### TAREA REQUERIDA A
Por favor, copia del texto sobre España el fragmento que abre con las palabras que contienen "Si nuestra etapa" y cierra con "libros de caballería.", cambiando "teatro del mundo" por "escenario del mundo".
### TAREA REQUERIDA B
Enumera todos los nombres propios de lugares que aparecen en el texto sobre España, sin repetir ninguno.

### SECCIÓN DEL DOCUMENTO
La muchedumbre dominguera en el parque del Retiro se muestra tranquila y perezosa, con la resuelta vitalidad de quien goza con indolencia las horas que pasan caminando sin rumbo: el tiempo se consume como un helado que se tom distraídamente. En poco tiempo, la noche confundirá la asimetría del jardín francés con las aguas del estanque, y las grandes estatuas de piedra, aunque convencionales, están llenas de misterio en su estereotipada monumentalidad. Es un momento de reposo, de pausa indolente en la realidad de un país que está viviendo una transformación radical y agitada, un crecimiento intenso, e incluso demasiado rápido. Hoy España es un modelo ejemplar de lo que sucede en Europa: un lugar donde se destaca con particular evidencia el proceso que en estos años ha, cambiado y está cambiando el mundo y la concepción de éste.Tradiciones seculares, barreras y luchas para destruirlas se deshacen como escombros sacudidos por la excavadora, y desaparecen muchas definiciones, y parámetros culturales de antigua data resultan completamente inadecuados para un cambio rápido y capilar que se opone a esquemas ideológicos. Caen cadenas y tabúes al mismo tiempo que valores y verdades; la libertad y la emancipación, accesibles a sectores cada vez más amplios, se extienden junto a un retrato tenaz, y una euforia de progreso y desarrollo se mezcla con un sentimiento de temor por la rápida pérdida de memoria histórica. La iniciativa económica crea posibilidades, hasta ahora desconocidas, de autonomía y dignidad individual, aunque el yuppie rampante parece no haber dejado sitio ni para Don Quijote ni para Sancho Panza.

Si nuestra etapa posmoderna es este cóctel de progreso y desencanto, hoy España es un estimulante e inquietante concentrado de éste; una renovación apremiante que rompe muchas cadenas y además parece querer desprenderse no sólo del pasado, interrumpiendo la continuidad histórica, sino también de las últimas cosas. En este sentido, España es hoy un teatro del mundo, un corazón de Occidente y de su futuro que late. Esta mezcla de pertinaz y anticuado pasado en liquidación y de presente efímero y vital hacen de España un país comprometido y agobiante, donde el viajero, como Don Quijote, a menudo no ve lo que espera ver al contemplar la realidad, y se encuentra con el cambiante discurso de una marcada secularización, sin que se pierda el encanto y la verdad inmutable de los libros de caballería.

### MATERIAL PROPORCIONADO
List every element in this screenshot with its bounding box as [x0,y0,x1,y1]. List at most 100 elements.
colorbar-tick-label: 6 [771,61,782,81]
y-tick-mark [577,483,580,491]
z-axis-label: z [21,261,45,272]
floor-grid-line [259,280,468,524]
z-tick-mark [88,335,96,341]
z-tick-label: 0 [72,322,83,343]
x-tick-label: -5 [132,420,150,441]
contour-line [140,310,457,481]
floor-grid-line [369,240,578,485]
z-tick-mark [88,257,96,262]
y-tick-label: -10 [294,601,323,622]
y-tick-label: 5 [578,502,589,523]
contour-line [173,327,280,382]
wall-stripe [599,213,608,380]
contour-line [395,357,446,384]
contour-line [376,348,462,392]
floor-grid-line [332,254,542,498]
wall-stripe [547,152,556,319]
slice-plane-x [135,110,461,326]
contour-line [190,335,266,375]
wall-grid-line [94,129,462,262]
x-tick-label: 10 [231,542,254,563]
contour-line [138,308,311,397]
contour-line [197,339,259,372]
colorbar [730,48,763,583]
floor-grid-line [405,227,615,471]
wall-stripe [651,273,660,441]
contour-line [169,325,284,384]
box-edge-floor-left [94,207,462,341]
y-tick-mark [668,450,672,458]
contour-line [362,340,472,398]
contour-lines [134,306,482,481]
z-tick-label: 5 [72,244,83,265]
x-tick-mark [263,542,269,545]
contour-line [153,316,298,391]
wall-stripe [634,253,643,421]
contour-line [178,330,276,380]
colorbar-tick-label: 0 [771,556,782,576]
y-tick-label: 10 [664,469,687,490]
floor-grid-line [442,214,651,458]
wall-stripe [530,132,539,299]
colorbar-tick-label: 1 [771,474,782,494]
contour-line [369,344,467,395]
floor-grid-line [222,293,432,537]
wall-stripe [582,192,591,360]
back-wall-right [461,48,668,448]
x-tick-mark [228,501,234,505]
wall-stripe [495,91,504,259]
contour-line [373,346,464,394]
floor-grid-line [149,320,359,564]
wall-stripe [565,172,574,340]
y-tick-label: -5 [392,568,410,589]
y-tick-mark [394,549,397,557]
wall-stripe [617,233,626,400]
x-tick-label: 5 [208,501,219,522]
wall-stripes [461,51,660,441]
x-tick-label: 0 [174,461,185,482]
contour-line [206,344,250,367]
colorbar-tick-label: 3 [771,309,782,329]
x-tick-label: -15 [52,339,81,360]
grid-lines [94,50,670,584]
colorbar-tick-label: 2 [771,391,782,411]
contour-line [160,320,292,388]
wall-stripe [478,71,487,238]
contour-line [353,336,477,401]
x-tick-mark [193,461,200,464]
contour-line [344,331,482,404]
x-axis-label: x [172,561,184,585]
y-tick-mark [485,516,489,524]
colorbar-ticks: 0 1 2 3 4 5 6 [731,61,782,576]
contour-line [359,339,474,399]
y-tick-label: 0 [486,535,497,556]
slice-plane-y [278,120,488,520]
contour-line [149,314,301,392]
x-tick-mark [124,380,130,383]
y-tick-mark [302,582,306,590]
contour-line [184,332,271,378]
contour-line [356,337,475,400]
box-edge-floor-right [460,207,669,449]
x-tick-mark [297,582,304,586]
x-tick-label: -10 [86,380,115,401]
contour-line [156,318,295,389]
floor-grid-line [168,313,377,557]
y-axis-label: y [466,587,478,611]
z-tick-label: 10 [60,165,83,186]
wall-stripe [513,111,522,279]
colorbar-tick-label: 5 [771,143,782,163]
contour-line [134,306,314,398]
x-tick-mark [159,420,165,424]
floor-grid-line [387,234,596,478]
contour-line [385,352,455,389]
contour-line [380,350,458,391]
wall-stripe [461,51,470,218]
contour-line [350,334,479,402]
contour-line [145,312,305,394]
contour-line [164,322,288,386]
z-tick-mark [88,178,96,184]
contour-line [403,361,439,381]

### SALIDA CORRECTA A
Si nuestra etapa posmoderna es este cóctel de progreso y desencanto, hoy España es un estimulante e inquietante concentrado de éste; una renovación apremiante que rompe muchas cadenas y además parece querer desprenderse no sólo del pasado, interrumpiendo la continuidad histórica, sino también de las últimas cosas. En este sentido, España es hoy un escenario del mundo, un corazón de Occidente y de su futuro que late. Esta mezcla de pertinaz y anticuado pasado en liquidación y de presente efímero y vital hacen de España un país comprometido y agobiante, donde el viajero, como Don Quijote, a menudo no ve lo que espera ver al contemplar la realidad, y se encuentra con el cambiante discurso de una marcada secularización, sin que se pierda el encanto y la verdad inmutable de los libros de caballería.

### SALIDA CORRECTA B
- Retiro
- España
- Europa
- Occidente